(Source data)
::::

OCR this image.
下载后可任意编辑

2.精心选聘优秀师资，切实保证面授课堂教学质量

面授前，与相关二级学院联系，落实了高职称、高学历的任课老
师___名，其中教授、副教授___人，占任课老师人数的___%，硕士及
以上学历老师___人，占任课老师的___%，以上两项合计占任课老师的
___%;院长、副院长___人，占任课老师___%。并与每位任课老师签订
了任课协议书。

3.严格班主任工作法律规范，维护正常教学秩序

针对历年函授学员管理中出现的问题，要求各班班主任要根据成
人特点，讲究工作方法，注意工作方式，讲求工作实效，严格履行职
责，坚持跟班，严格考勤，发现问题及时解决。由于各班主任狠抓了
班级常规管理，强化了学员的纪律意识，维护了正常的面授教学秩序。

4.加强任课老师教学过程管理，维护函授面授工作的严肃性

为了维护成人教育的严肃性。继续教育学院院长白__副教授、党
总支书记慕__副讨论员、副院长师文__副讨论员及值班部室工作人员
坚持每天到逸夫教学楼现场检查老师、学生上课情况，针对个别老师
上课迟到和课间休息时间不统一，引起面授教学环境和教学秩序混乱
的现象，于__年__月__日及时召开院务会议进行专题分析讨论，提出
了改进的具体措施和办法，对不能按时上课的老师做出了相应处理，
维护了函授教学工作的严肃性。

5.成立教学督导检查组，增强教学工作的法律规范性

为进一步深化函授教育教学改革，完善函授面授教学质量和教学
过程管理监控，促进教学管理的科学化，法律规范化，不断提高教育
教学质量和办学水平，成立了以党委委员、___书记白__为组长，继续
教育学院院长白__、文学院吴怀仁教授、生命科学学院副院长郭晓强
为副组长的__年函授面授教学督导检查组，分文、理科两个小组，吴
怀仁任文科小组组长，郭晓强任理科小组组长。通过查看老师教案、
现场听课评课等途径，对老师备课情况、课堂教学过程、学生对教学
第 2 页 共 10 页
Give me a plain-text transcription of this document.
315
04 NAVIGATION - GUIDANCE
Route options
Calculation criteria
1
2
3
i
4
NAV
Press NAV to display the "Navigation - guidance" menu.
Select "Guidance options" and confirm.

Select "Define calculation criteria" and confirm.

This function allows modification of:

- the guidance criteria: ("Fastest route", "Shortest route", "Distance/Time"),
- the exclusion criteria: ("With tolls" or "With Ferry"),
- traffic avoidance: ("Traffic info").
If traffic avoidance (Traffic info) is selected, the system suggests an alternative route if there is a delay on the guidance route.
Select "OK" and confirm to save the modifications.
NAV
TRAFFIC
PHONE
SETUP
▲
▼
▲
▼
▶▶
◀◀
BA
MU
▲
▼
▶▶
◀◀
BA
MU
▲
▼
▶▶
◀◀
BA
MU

::::

**Work instructions:**
Type out all of the material again, word for word.

**Written response:**
OCR this image.
下载后可任意编辑

2.精心选聘优秀师资，切实保证面授课堂教学质量

面授前，与相关二级学院联系，落实了高职称、高学历的任课老
师___名，其中教授、副教授___人，占任课老师人数的___%，硕士及
以上学历老师___人，占任课老师的___%，以上两项合计占任课老师的
___%;院长、副院长___人，占任课老师___%。并与每位任课老师签订
了任课协议书。

3.严格班主任工作法律规范，维护正常教学秩序

针对历年函授学员管理中出现的问题，要求各班班主任要根据成
人特点，讲究工作方法，注意工作方式，讲求工作实效，严格履行职
责，坚持跟班，严格考勤，发现问题及时解决。由于各班主任狠抓了
班级常规管理，强化了学员的纪律意识，维护了正常的面授教学秩序。

4.加强任课老师教学过程管理，维护函授面授工作的严肃性

为了维护成人教育的严肃性。继续教育学院院长白__副教授、党
总支书记慕__副讨论员、副院长师文__副讨论员及值班部室工作人员
坚持每天到逸夫教学楼现场检查老师、学生上课情况，针对个别老师
上课迟到和课间休息时间不统一，引起面授教学环境和教学秩序混乱
的现象，于__年__月__日及时召开院务会议进行专题分析讨论，提出
了改进的具体措施和办法，对不能按时上课的老师做出了相应处理，
维护了函授教学工作的严肃性。

5.成立教学督导检查组，增强教学工作的法律规范性

为进一步深化函授教育教学改革，完善函授面授教学质量和教学
过程管理监控，促进教学管理的科学化，法律规范化，不断提高教育
教学质量和办学水平，成立了以党委委员、___书记白__为组长，继续
教育学院院长白__、文学院吴怀仁教授、生命科学学院副院长郭晓强
为副组长的__年函授面授教学督导检查组，分文、理科两个小组，吴
怀仁任文科小组组长，郭晓强任理科小组组长。通过查看老师教案、
现场听课评课等途径，对老师备课情况、课堂教学过程、学生对教学
第 2 页 共 10 页
Give me a plain-text transcription of this document.
315
04 NAVIGATION - GUIDANCE
Route options
Calculation criteria
1
2
3
i
4
NAV
Press NAV to display the "Navigation - guidance" menu.
Select "Guidance options" and confirm.

Select "Define calculation criteria" and confirm.

This function allows modification of:

- the guidance criteria: ("Fastest route", "Shortest route", "Distance/Time"),
- the exclusion criteria: ("With tolls" or "With Ferry"),
- traffic avoidance: ("Traffic info").
If traffic avoidance (Traffic info) is selected, the system suggests an alternative route if there is a delay on the guidance route.
Select "OK" and confirm to save the modifications.
NAV
TRAFFIC
PHONE
SETUP
▲
▼
▲
▼
▶▶
◀◀
BA
MU
▲
▼
▶▶
◀◀
BA
MU
▲
▼
▶▶
◀◀
BA
MU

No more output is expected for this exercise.